* STATED PROBLEM
Restate the entries below word for word, omitting nothing.

* GIVEN RECORDS
☆ ☆ ☆ ☆ ☆ ☆ ☆

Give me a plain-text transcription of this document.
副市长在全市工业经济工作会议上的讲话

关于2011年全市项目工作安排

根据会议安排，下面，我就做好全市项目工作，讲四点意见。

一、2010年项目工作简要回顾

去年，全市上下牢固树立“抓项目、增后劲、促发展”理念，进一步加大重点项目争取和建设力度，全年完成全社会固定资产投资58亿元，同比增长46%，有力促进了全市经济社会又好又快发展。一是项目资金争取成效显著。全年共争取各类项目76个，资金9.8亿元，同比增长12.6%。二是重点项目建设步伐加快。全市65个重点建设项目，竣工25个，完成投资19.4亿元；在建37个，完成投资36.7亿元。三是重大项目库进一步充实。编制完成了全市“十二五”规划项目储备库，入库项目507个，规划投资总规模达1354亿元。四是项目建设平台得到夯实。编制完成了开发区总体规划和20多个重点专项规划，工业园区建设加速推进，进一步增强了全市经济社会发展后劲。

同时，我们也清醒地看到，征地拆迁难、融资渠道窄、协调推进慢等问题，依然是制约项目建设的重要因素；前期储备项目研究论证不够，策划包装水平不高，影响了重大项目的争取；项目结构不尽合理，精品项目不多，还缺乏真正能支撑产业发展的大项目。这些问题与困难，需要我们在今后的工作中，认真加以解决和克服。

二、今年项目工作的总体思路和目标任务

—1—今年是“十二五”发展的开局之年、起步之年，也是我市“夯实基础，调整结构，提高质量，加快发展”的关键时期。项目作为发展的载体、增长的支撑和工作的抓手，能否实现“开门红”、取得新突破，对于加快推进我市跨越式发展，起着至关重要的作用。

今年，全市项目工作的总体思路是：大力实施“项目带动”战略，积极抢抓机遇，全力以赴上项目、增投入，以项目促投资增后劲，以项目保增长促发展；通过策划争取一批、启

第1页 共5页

☆ ☆ ☆ ☆ ☆ ☆ ☆

* FINISHED EXERCISE
Give me a plain-text transcription of this document.
副市长在全市工业经济工作会议上的讲话

关于2011年全市项目工作安排

根据会议安排，下面，我就做好全市项目工作，讲四点意见。

一、2010年项目工作简要回顾

去年，全市上下牢固树立“抓项目、增后劲、促发展”理念，进一步加大重点项目争取和建设力度，全年完成全社会固定资产投资58亿元，同比增长46%，有力促进了全市经济社会又好又快发展。一是项目资金争取成效显著。全年共争取各类项目76个，资金9.8亿元，同比增长12.6%。二是重点项目建设步伐加快。全市65个重点建设项目，竣工25个，完成投资19.4亿元；在建37个，完成投资36.7亿元。三是重大项目库进一步充实。编制完成了全市“十二五”规划项目储备库，入库项目507个，规划投资总规模达1354亿元。四是项目建设平台得到夯实。编制完成了开发区总体规划和20多个重点专项规划，工业园区建设加速推进，进一步增强了全市经济社会发展后劲。

同时，我们也清醒地看到，征地拆迁难、融资渠道窄、协调推进慢等问题，依然是制约项目建设的重要因素；前期储备项目研究论证不够，策划包装水平不高，影响了重大项目的争取；项目结构不尽合理，精品项目不多，还缺乏真正能支撑产业发展的大项目。这些问题与困难，需要我们在今后的工作中，认真加以解决和克服。

二、今年项目工作的总体思路和目标任务

—1—今年是“十二五”发展的开局之年、起步之年，也是我市“夯实基础，调整结构，提高质量，加快发展”的关键时期。项目作为发展的载体、增长的支撑和工作的抓手，能否实现“开门红”、取得新突破，对于加快推进我市跨越式发展，起着至关重要的作用。

今年，全市项目工作的总体思路是：大力实施“项目带动”战略，积极抢抓机遇，全力以赴上项目、增投入，以项目促投资增后劲，以项目保增长促发展；通过策划争取一批、启

第1页 共5页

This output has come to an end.